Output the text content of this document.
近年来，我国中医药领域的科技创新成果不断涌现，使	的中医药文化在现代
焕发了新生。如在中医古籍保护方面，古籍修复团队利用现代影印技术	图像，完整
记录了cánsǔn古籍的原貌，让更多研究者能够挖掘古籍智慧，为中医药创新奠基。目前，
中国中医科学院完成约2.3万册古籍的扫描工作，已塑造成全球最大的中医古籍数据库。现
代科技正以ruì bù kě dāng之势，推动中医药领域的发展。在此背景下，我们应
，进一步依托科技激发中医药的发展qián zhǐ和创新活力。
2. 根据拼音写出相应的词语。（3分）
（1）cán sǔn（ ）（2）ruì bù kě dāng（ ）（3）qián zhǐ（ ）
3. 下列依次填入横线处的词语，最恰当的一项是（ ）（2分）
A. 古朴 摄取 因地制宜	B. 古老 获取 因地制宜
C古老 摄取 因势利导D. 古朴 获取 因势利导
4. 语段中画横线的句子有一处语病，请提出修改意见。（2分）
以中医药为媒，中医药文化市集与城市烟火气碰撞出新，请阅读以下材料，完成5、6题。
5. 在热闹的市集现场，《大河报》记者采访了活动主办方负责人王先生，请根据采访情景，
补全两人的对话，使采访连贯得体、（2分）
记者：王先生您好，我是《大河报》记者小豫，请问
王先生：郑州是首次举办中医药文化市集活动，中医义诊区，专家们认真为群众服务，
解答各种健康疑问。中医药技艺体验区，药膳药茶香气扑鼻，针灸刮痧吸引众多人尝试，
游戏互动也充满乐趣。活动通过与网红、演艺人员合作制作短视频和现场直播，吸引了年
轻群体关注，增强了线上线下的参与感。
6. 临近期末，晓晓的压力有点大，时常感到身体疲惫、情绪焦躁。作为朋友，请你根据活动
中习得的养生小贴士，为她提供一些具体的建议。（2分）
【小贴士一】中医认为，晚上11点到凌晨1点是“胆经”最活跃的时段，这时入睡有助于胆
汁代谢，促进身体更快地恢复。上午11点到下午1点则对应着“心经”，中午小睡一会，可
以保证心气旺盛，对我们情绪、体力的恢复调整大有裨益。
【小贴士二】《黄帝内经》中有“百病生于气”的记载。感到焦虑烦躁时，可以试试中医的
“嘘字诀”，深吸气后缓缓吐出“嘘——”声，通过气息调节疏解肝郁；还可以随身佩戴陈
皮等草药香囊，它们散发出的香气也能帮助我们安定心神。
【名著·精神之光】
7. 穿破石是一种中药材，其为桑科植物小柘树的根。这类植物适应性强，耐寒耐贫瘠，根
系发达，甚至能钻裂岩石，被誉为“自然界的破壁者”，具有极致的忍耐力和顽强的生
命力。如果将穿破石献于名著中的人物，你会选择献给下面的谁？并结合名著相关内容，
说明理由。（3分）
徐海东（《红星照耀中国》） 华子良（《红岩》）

Given exercise:
Every record above should be output exactly.

Full solution:
Output the text content of this document.
近年来，我国中医药领域的科技创新成果不断涌现，使	的中医药文化在现代
焕发了新生。如在中医古籍保护方面，古籍修复团队利用现代影印技术	图像，完整
记录了cánsǔn古籍的原貌，让更多研究者能够挖掘古籍智慧，为中医药创新奠基。目前，
中国中医科学院完成约2.3万册古籍的扫描工作，已塑造成全球最大的中医古籍数据库。现
代科技正以ruì bù kě dāng之势，推动中医药领域的发展。在此背景下，我们应
，进一步依托科技激发中医药的发展qián zhǐ和创新活力。
2. 根据拼音写出相应的词语。（3分）
（1）cán sǔn（ ）（2）ruì bù kě dāng（ ）（3）qián zhǐ（ ）
3. 下列依次填入横线处的词语，最恰当的一项是（ ）（2分）
A. 古朴 摄取 因地制宜	B. 古老 获取 因地制宜
C古老 摄取 因势利导D. 古朴 获取 因势利导
4. 语段中画横线的句子有一处语病，请提出修改意见。（2分）
以中医药为媒，中医药文化市集与城市烟火气碰撞出新，请阅读以下材料，完成5、6题。
5. 在热闹的市集现场，《大河报》记者采访了活动主办方负责人王先生，请根据采访情景，
补全两人的对话，使采访连贯得体、（2分）
记者：王先生您好，我是《大河报》记者小豫，请问
王先生：郑州是首次举办中医药文化市集活动，中医义诊区，专家们认真为群众服务，
解答各种健康疑问。中医药技艺体验区，药膳药茶香气扑鼻，针灸刮痧吸引众多人尝试，
游戏互动也充满乐趣。活动通过与网红、演艺人员合作制作短视频和现场直播，吸引了年
轻群体关注，增强了线上线下的参与感。
6. 临近期末，晓晓的压力有点大，时常感到身体疲惫、情绪焦躁。作为朋友，请你根据活动
中习得的养生小贴士，为她提供一些具体的建议。（2分）
【小贴士一】中医认为，晚上11点到凌晨1点是“胆经”最活跃的时段，这时入睡有助于胆
汁代谢，促进身体更快地恢复。上午11点到下午1点则对应着“心经”，中午小睡一会，可
以保证心气旺盛，对我们情绪、体力的恢复调整大有裨益。
【小贴士二】《黄帝内经》中有“百病生于气”的记载。感到焦虑烦躁时，可以试试中医的
“嘘字诀”，深吸气后缓缓吐出“嘘——”声，通过气息调节疏解肝郁；还可以随身佩戴陈
皮等草药香囊，它们散发出的香气也能帮助我们安定心神。
【名著·精神之光】
7. 穿破石是一种中药材，其为桑科植物小柘树的根。这类植物适应性强，耐寒耐贫瘠，根
系发达，甚至能钻裂岩石，被誉为“自然界的破壁者”，具有极致的忍耐力和顽强的生
命力。如果将穿破石献于名著中的人物，你会选择献给下面的谁？并结合名著相关内容，
说明理由。（3分）
徐海东（《红星照耀中国》） 华子良（《红岩》）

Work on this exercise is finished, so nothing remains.